Written task:
Print out each entry below exactly, please.

= = = =

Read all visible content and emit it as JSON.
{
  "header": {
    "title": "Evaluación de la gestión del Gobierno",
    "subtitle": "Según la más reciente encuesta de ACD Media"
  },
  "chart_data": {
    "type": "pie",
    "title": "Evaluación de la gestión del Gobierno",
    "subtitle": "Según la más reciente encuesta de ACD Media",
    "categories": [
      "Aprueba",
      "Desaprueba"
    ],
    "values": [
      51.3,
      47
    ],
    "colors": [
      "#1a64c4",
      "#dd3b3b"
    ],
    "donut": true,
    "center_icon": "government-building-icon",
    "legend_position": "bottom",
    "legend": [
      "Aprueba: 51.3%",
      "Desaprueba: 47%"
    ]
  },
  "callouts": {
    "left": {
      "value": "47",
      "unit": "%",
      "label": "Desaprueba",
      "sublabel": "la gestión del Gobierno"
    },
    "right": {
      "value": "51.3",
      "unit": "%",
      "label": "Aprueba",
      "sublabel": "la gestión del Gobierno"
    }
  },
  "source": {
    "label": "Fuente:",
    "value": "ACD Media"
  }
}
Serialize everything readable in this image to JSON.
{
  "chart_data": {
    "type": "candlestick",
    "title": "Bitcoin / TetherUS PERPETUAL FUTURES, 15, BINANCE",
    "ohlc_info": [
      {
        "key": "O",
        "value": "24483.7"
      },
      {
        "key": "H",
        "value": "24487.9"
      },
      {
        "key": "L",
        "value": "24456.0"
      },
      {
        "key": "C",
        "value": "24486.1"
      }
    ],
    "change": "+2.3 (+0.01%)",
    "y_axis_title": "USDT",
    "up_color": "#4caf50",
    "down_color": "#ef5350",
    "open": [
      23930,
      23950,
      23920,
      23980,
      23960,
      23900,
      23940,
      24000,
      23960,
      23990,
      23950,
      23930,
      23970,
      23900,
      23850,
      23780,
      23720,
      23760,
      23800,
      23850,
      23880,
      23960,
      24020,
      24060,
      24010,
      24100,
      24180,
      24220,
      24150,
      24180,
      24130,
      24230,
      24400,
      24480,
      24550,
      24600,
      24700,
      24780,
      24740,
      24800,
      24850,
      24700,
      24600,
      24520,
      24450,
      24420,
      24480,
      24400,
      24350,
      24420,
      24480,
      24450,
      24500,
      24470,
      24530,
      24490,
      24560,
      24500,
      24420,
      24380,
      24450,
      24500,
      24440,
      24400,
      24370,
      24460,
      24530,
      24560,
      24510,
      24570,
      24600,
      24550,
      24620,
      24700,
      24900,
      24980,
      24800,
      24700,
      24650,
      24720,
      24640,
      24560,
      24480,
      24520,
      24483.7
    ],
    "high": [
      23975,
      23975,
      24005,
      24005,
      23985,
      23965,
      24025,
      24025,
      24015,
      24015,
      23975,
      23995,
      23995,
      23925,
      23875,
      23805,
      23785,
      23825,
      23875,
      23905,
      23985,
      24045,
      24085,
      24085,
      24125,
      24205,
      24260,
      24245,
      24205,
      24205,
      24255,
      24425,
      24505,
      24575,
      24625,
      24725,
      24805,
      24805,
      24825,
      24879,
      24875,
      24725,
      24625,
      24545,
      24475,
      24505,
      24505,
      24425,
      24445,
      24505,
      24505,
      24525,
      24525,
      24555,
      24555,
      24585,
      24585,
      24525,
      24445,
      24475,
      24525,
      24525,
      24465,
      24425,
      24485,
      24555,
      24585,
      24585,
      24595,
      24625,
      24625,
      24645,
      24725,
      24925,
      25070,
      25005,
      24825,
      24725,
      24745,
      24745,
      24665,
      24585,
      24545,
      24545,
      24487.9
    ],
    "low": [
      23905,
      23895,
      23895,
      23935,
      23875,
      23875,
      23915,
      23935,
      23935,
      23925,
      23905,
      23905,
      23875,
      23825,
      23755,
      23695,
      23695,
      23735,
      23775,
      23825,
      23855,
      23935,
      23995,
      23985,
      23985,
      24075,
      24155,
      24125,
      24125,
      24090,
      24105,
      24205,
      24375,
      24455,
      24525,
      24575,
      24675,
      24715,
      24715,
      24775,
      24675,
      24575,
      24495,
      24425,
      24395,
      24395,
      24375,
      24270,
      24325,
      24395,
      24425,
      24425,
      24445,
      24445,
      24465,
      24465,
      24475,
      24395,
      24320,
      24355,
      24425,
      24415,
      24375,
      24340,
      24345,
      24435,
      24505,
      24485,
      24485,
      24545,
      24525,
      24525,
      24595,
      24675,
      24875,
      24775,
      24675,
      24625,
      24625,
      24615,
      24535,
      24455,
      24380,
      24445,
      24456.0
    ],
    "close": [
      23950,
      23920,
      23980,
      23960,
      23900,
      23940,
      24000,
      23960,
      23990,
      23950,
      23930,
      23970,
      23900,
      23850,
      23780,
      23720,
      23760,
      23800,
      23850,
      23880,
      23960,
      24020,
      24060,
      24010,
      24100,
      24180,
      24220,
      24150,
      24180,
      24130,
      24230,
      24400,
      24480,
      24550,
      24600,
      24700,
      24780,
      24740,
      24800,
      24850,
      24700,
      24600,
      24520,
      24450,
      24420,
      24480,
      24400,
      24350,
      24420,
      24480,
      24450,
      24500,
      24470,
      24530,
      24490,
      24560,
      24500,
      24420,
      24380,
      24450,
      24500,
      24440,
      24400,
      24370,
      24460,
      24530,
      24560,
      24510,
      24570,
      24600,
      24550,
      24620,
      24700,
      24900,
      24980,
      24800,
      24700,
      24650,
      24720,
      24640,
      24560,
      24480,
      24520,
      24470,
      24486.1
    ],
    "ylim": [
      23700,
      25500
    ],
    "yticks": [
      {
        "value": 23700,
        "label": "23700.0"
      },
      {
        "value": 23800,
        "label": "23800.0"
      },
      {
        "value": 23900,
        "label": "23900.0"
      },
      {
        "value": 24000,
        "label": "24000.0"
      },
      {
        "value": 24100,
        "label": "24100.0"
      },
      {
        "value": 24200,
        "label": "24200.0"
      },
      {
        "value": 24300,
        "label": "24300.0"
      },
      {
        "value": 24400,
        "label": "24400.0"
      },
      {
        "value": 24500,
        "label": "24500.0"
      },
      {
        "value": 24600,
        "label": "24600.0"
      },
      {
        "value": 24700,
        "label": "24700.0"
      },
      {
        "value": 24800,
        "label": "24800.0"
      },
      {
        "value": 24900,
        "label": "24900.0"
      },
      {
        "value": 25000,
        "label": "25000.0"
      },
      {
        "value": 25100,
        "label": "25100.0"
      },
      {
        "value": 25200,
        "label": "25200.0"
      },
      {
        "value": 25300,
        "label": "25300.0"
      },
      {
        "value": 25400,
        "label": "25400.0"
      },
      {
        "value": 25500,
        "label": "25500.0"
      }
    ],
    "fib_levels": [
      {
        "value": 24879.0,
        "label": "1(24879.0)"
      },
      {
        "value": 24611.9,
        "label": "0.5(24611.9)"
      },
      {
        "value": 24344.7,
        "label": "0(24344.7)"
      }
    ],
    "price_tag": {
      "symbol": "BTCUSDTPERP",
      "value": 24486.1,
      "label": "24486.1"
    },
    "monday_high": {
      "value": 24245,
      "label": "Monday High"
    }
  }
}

= = = =

Worked solution:
Read all visible content and emit it as JSON.
{
  "header": {
    "title": "Evaluación de la gestión del Gobierno",
    "subtitle": "Según la más reciente encuesta de ACD Media"
  },
  "chart_data": {
    "type": "pie",
    "title": "Evaluación de la gestión del Gobierno",
    "subtitle": "Según la más reciente encuesta de ACD Media",
    "categories": [
      "Aprueba",
      "Desaprueba"
    ],
    "values": [
      51.3,
      47
    ],
    "colors": [
      "#1a64c4",
      "#dd3b3b"
    ],
    "donut": true,
    "center_icon": "government-building-icon",
    "legend_position": "bottom",
    "legend": [
      "Aprueba: 51.3%",
      "Desaprueba: 47%"
    ]
  },
  "callouts": {
    "left": {
      "value": "47",
      "unit": "%",
      "label": "Desaprueba",
      "sublabel": "la gestión del Gobierno"
    },
    "right": {
      "value": "51.3",
      "unit": "%",
      "label": "Aprueba",
      "sublabel": "la gestión del Gobierno"
    }
  },
  "source": {
    "label": "Fuente:",
    "value": "ACD Media"
  }
}
Serialize everything readable in this image to JSON.
{
  "chart_data": {
    "type": "candlestick",
    "title": "Bitcoin / TetherUS PERPETUAL FUTURES, 15, BINANCE",
    "ohlc_info": [
      {
        "key": "O",
        "value": "24483.7"
      },
      {
        "key": "H",
        "value": "24487.9"
      },
      {
        "key": "L",
        "value": "24456.0"
      },
      {
        "key": "C",
        "value": "24486.1"
      }
    ],
    "change": "+2.3 (+0.01%)",
    "y_axis_title": "USDT",
    "up_color": "#4caf50",
    "down_color": "#ef5350",
    "open": [
      23930,
      23950,
      23920,
      23980,
      23960,
      23900,
      23940,
      24000,
      23960,
      23990,
      23950,
      23930,
      23970,
      23900,
      23850,
      23780,
      23720,
      23760,
      23800,
      23850,
      23880,
      23960,
      24020,
      24060,
      24010,
      24100,
      24180,
      24220,
      24150,
      24180,
      24130,
      24230,
      24400,
      24480,
      24550,
      24600,
      24700,
      24780,
      24740,
      24800,
      24850,
      24700,
      24600,
      24520,
      24450,
      24420,
      24480,
      24400,
      24350,
      24420,
      24480,
      24450,
      24500,
      24470,
      24530,
      24490,
      24560,
      24500,
      24420,
      24380,
      24450,
      24500,
      24440,
      24400,
      24370,
      24460,
      24530,
      24560,
      24510,
      24570,
      24600,
      24550,
      24620,
      24700,
      24900,
      24980,
      24800,
      24700,
      24650,
      24720,
      24640,
      24560,
      24480,
      24520,
      24483.7
    ],
    "high": [
      23975,
      23975,
      24005,
      24005,
      23985,
      23965,
      24025,
      24025,
      24015,
      24015,
      23975,
      23995,
      23995,
      23925,
      23875,
      23805,
      23785,
      23825,
      23875,
      23905,
      23985,
      24045,
      24085,
      24085,
      24125,
      24205,
      24260,
      24245,
      24205,
      24205,
      24255,
      24425,
      24505,
      24575,
      24625,
      24725,
      24805,
      24805,
      24825,
      24879,
      24875,
      24725,
      24625,
      24545,
      24475,
      24505,
      24505,
      24425,
      24445,
      24505,
      24505,
      24525,
      24525,
      24555,
      24555,
      24585,
      24585,
      24525,
      24445,
      24475,
      24525,
      24525,
      24465,
      24425,
      24485,
      24555,
      24585,
      24585,
      24595,
      24625,
      24625,
      24645,
      24725,
      24925,
      25070,
      25005,
      24825,
      24725,
      24745,
      24745,
      24665,
      24585,
      24545,
      24545,
      24487.9
    ],
    "low": [
      23905,
      23895,
      23895,
      23935,
      23875,
      23875,
      23915,
      23935,
      23935,
      23925,
      23905,
      23905,
      23875,
      23825,
      23755,
      23695,
      23695,
      23735,
      23775,
      23825,
      23855,
      23935,
      23995,
      23985,
      23985,
      24075,
      24155,
      24125,
      24125,
      24090,
      24105,
      24205,
      24375,
      24455,
      24525,
      24575,
      24675,
      24715,
      24715,
      24775,
      24675,
      24575,
      24495,
      24425,
      24395,
      24395,
      24375,
      24270,
      24325,
      24395,
      24425,
      24425,
      24445,
      24445,
      24465,
      24465,
      24475,
      24395,
      24320,
      24355,
      24425,
      24415,
      24375,
      24340,
      24345,
      24435,
      24505,
      24485,
      24485,
      24545,
      24525,
      24525,
      24595,
      24675,
      24875,
      24775,
      24675,
      24625,
      24625,
      24615,
      24535,
      24455,
      24380,
      24445,
      24456.0
    ],
    "close": [
      23950,
      23920,
      23980,
      23960,
      23900,
      23940,
      24000,
      23960,
      23990,
      23950,
      23930,
      23970,
      23900,
      23850,
      23780,
      23720,
      23760,
      23800,
      23850,
      23880,
      23960,
      24020,
      24060,
      24010,
      24100,
      24180,
      24220,
      24150,
      24180,
      24130,
      24230,
      24400,
      24480,
      24550,
      24600,
      24700,
      24780,
      24740,
      24800,
      24850,
      24700,
      24600,
      24520,
      24450,
      24420,
      24480,
      24400,
      24350,
      24420,
      24480,
      24450,
      24500,
      24470,
      24530,
      24490,
      24560,
      24500,
      24420,
      24380,
      24450,
      24500,
      24440,
      24400,
      24370,
      24460,
      24530,
      24560,
      24510,
      24570,
      24600,
      24550,
      24620,
      24700,
      24900,
      24980,
      24800,
      24700,
      24650,
      24720,
      24640,
      24560,
      24480,
      24520,
      24470,
      24486.1
    ],
    "ylim": [
      23700,
      25500
    ],
    "yticks": [
      {
        "value": 23700,
        "label": "23700.0"
      },
      {
        "value": 23800,
        "label": "23800.0"
      },
      {
        "value": 23900,
        "label": "23900.0"
      },
      {
        "value": 24000,
        "label": "24000.0"
      },
      {
        "value": 24100,
        "label": "24100.0"
      },
      {
        "value": 24200,
        "label": "24200.0"
      },
      {
        "value": 24300,
        "label": "24300.0"
      },
      {
        "value": 24400,
        "label": "24400.0"
      },
      {
        "value": 24500,
        "label": "24500.0"
      },
      {
        "value": 24600,
        "label": "24600.0"
      },
      {
        "value": 24700,
        "label": "24700.0"
      },
      {
        "value": 24800,
        "label": "24800.0"
      },
      {
        "value": 24900,
        "label": "24900.0"
      },
      {
        "value": 25000,
        "label": "25000.0"
      },
      {
        "value": 25100,
        "label": "25100.0"
      },
      {
        "value": 25200,
        "label": "25200.0"
      },
      {
        "value": 25300,
        "label": "25300.0"
      },
      {
        "value": 25400,
        "label": "25400.0"
      },
      {
        "value": 25500,
        "label": "25500.0"
      }
    ],
    "fib_levels": [
      {
        "value": 24879.0,
        "label": "1(24879.0)"
      },
      {
        "value": 24611.9,
        "label": "0.5(24611.9)"
      },
      {
        "value": 24344.7,
        "label": "0(24344.7)"
      }
    ],
    "price_tag": {
      "symbol": "BTCUSDTPERP",
      "value": 24486.1,
      "label": "24486.1"
    },
    "monday_high": {
      "value": 24245,
      "label": "Monday High"
    }
  }
}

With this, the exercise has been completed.